Direction: Restate the entire listing word for word.

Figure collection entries

####

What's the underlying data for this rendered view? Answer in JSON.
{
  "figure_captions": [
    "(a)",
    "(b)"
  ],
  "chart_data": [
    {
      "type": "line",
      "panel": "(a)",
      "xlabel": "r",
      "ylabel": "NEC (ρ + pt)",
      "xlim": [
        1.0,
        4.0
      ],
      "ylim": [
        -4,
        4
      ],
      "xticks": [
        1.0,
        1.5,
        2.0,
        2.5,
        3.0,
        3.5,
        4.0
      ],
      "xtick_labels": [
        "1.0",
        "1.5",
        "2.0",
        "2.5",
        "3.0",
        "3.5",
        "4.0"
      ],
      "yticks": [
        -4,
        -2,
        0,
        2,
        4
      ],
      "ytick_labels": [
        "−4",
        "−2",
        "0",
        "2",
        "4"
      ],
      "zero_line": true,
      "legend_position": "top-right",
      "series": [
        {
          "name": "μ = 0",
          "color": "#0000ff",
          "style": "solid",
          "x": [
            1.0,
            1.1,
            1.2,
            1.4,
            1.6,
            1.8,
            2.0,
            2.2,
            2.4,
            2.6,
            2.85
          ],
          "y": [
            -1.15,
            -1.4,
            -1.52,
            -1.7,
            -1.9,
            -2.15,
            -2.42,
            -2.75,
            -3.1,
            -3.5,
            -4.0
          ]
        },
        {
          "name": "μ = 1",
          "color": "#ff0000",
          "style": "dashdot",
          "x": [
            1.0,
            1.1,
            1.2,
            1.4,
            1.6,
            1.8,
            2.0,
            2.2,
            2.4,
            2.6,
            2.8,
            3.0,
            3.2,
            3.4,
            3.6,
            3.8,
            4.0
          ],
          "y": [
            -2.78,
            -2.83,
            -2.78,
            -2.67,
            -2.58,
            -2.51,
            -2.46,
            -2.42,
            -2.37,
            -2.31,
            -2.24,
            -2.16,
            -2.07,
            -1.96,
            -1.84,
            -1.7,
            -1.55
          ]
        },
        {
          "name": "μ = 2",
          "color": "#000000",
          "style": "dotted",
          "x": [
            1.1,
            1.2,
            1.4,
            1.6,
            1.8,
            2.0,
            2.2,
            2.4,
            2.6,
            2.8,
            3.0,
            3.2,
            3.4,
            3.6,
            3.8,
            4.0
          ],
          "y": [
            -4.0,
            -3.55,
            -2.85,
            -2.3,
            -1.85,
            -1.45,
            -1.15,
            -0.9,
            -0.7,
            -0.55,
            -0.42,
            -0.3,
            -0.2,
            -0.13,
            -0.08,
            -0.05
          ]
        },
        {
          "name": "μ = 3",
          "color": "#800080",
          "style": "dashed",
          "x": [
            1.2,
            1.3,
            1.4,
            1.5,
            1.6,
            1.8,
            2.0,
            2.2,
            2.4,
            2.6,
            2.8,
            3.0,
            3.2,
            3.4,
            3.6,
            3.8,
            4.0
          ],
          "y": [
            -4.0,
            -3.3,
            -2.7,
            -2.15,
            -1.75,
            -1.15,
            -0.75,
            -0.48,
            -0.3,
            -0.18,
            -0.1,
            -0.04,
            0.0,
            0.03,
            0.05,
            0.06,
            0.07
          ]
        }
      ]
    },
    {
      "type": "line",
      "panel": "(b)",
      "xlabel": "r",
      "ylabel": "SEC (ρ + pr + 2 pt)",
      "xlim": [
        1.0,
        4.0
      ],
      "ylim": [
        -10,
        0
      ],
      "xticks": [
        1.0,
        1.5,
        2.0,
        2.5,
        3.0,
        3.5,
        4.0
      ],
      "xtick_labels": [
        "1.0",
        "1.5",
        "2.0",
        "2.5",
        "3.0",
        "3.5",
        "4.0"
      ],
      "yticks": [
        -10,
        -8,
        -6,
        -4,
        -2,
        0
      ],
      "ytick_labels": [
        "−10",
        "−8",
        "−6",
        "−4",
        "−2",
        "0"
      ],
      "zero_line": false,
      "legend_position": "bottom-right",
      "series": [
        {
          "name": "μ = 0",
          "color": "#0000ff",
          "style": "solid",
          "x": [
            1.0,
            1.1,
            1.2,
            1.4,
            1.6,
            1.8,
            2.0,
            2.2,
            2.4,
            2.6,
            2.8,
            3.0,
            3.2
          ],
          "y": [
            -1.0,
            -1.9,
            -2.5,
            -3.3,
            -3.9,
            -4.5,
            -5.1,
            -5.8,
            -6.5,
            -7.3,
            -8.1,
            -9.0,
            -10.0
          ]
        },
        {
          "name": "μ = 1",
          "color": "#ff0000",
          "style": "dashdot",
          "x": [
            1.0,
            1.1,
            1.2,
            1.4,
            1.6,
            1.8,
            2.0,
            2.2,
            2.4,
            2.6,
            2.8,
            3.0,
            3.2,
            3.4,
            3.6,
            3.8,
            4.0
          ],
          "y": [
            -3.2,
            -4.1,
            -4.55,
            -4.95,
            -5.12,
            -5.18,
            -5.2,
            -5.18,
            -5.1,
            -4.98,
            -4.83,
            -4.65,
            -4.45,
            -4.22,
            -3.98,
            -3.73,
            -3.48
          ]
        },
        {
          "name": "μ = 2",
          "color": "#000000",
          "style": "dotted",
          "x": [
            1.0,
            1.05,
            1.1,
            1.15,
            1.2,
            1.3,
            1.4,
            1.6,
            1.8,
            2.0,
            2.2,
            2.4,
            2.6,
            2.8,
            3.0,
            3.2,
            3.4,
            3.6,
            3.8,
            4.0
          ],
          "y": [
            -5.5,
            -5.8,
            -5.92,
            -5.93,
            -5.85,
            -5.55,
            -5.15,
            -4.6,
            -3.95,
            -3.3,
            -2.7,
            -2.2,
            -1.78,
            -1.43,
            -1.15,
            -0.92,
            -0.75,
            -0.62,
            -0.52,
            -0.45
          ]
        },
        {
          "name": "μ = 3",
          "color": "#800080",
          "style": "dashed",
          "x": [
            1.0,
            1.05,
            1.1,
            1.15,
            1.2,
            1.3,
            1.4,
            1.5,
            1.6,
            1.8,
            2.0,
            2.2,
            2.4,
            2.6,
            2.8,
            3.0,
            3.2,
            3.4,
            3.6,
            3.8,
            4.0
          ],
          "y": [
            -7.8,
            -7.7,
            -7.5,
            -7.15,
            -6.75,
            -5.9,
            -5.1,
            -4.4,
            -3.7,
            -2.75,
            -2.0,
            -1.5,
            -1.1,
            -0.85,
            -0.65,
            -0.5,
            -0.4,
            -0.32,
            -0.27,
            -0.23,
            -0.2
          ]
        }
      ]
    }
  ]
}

####

Finished answer:
What's the underlying data for this rendered view? Answer in JSON.
{
  "figure_captions": [
    "(a)",
    "(b)"
  ],
  "chart_data": [
    {
      "type": "line",
      "panel": "(a)",
      "xlabel": "r",
      "ylabel": "NEC (ρ + pt)",
      "xlim": [
        1.0,
        4.0
      ],
      "ylim": [
        -4,
        4
      ],
      "xticks": [
        1.0,
        1.5,
        2.0,
        2.5,
        3.0,
        3.5,
        4.0
      ],
      "xtick_labels": [
        "1.0",
        "1.5",
        "2.0",
        "2.5",
        "3.0",
        "3.5",
        "4.0"
      ],
      "yticks": [
        -4,
        -2,
        0,
        2,
        4
      ],
      "ytick_labels": [
        "−4",
        "−2",
        "0",
        "2",
        "4"
      ],
      "zero_line": true,
      "legend_position": "top-right",
      "series": [
        {
          "name": "μ = 0",
          "color": "#0000ff",
          "style": "solid",
          "x": [
            1.0,
            1.1,
            1.2,
            1.4,
            1.6,
            1.8,
            2.0,
            2.2,
            2.4,
            2.6,
            2.85
          ],
          "y": [
            -1.15,
            -1.4,
            -1.52,
            -1.7,
            -1.9,
            -2.15,
            -2.42,
            -2.75,
            -3.1,
            -3.5,
            -4.0
          ]
        },
        {
          "name": "μ = 1",
          "color": "#ff0000",
          "style": "dashdot",
          "x": [
            1.0,
            1.1,
            1.2,
            1.4,
            1.6,
            1.8,
            2.0,
            2.2,
            2.4,
            2.6,
            2.8,
            3.0,
            3.2,
            3.4,
            3.6,
            3.8,
            4.0
          ],
          "y": [
            -2.78,
            -2.83,
            -2.78,
            -2.67,
            -2.58,
            -2.51,
            -2.46,
            -2.42,
            -2.37,
            -2.31,
            -2.24,
            -2.16,
            -2.07,
            -1.96,
            -1.84,
            -1.7,
            -1.55
          ]
        },
        {
          "name": "μ = 2",
          "color": "#000000",
          "style": "dotted",
          "x": [
            1.1,
            1.2,
            1.4,
            1.6,
            1.8,
            2.0,
            2.2,
            2.4,
            2.6,
            2.8,
            3.0,
            3.2,
            3.4,
            3.6,
            3.8,
            4.0
          ],
          "y": [
            -4.0,
            -3.55,
            -2.85,
            -2.3,
            -1.85,
            -1.45,
            -1.15,
            -0.9,
            -0.7,
            -0.55,
            -0.42,
            -0.3,
            -0.2,
            -0.13,
            -0.08,
            -0.05
          ]
        },
        {
          "name": "μ = 3",
          "color": "#800080",
          "style": "dashed",
          "x": [
            1.2,
            1.3,
            1.4,
            1.5,
            1.6,
            1.8,
            2.0,
            2.2,
            2.4,
            2.6,
            2.8,
            3.0,
            3.2,
            3.4,
            3.6,
            3.8,
            4.0
          ],
          "y": [
            -4.0,
            -3.3,
            -2.7,
            -2.15,
            -1.75,
            -1.15,
            -0.75,
            -0.48,
            -0.3,
            -0.18,
            -0.1,
            -0.04,
            0.0,
            0.03,
            0.05,
            0.06,
            0.07
          ]
        }
      ]
    },
    {
      "type": "line",
      "panel": "(b)",
      "xlabel": "r",
      "ylabel": "SEC (ρ + pr + 2 pt)",
      "xlim": [
        1.0,
        4.0
      ],
      "ylim": [
        -10,
        0
      ],
      "xticks": [
        1.0,
        1.5,
        2.0,
        2.5,
        3.0,
        3.5,
        4.0
      ],
      "xtick_labels": [
        "1.0",
        "1.5",
        "2.0",
        "2.5",
        "3.0",
        "3.5",
        "4.0"
      ],
      "yticks": [
        -10,
        -8,
        -6,
        -4,
        -2,
        0
      ],
      "ytick_labels": [
        "−10",
        "−8",
        "−6",
        "−4",
        "−2",
        "0"
      ],
      "zero_line": false,
      "legend_position": "bottom-right",
      "series": [
        {
          "name": "μ = 0",
          "color": "#0000ff",
          "style": "solid",
          "x": [
            1.0,
            1.1,
            1.2,
            1.4,
            1.6,
            1.8,
            2.0,
            2.2,
            2.4,
            2.6,
            2.8,
            3.0,
            3.2
          ],
          "y": [
            -1.0,
            -1.9,
            -2.5,
            -3.3,
            -3.9,
            -4.5,
            -5.1,
            -5.8,
            -6.5,
            -7.3,
            -8.1,
            -9.0,
            -10.0
          ]
        },
        {
          "name": "μ = 1",
          "color": "#ff0000",
          "style": "dashdot",
          "x": [
            1.0,
            1.1,
            1.2,
            1.4,
            1.6,
            1.8,
            2.0,
            2.2,
            2.4,
            2.6,
            2.8,
            3.0,
            3.2,
            3.4,
            3.6,
            3.8,
            4.0
          ],
          "y": [
            -3.2,
            -4.1,
            -4.55,
            -4.95,
            -5.12,
            -5.18,
            -5.2,
            -5.18,
            -5.1,
            -4.98,
            -4.83,
            -4.65,
            -4.45,
            -4.22,
            -3.98,
            -3.73,
            -3.48
          ]
        },
        {
          "name": "μ = 2",
          "color": "#000000",
          "style": "dotted",
          "x": [
            1.0,
            1.05,
            1.1,
            1.15,
            1.2,
            1.3,
            1.4,
            1.6,
            1.8,
            2.0,
            2.2,
            2.4,
            2.6,
            2.8,
            3.0,
            3.2,
            3.4,
            3.6,
            3.8,
            4.0
          ],
          "y": [
            -5.5,
            -5.8,
            -5.92,
            -5.93,
            -5.85,
            -5.55,
            -5.15,
            -4.6,
            -3.95,
            -3.3,
            -2.7,
            -2.2,
            -1.78,
            -1.43,
            -1.15,
            -0.92,
            -0.75,
            -0.62,
            -0.52,
            -0.45
          ]
        },
        {
          "name": "μ = 3",
          "color": "#800080",
          "style": "dashed",
          "x": [
            1.0,
            1.05,
            1.1,
            1.15,
            1.2,
            1.3,
            1.4,
            1.5,
            1.6,
            1.8,
            2.0,
            2.2,
            2.4,
            2.6,
            2.8,
            3.0,
            3.2,
            3.4,
            3.6,
            3.8,
            4.0
          ],
          "y": [
            -7.8,
            -7.7,
            -7.5,
            -7.15,
            -6.75,
            -5.9,
            -5.1,
            -4.4,
            -3.7,
            -2.75,
            -2.0,
            -1.5,
            -1.1,
            -0.85,
            -0.65,
            -0.5,
            -0.4,
            -0.32,
            -0.27,
            -0.23,
            -0.2
          ]
        }
      ]
    }
  ]
}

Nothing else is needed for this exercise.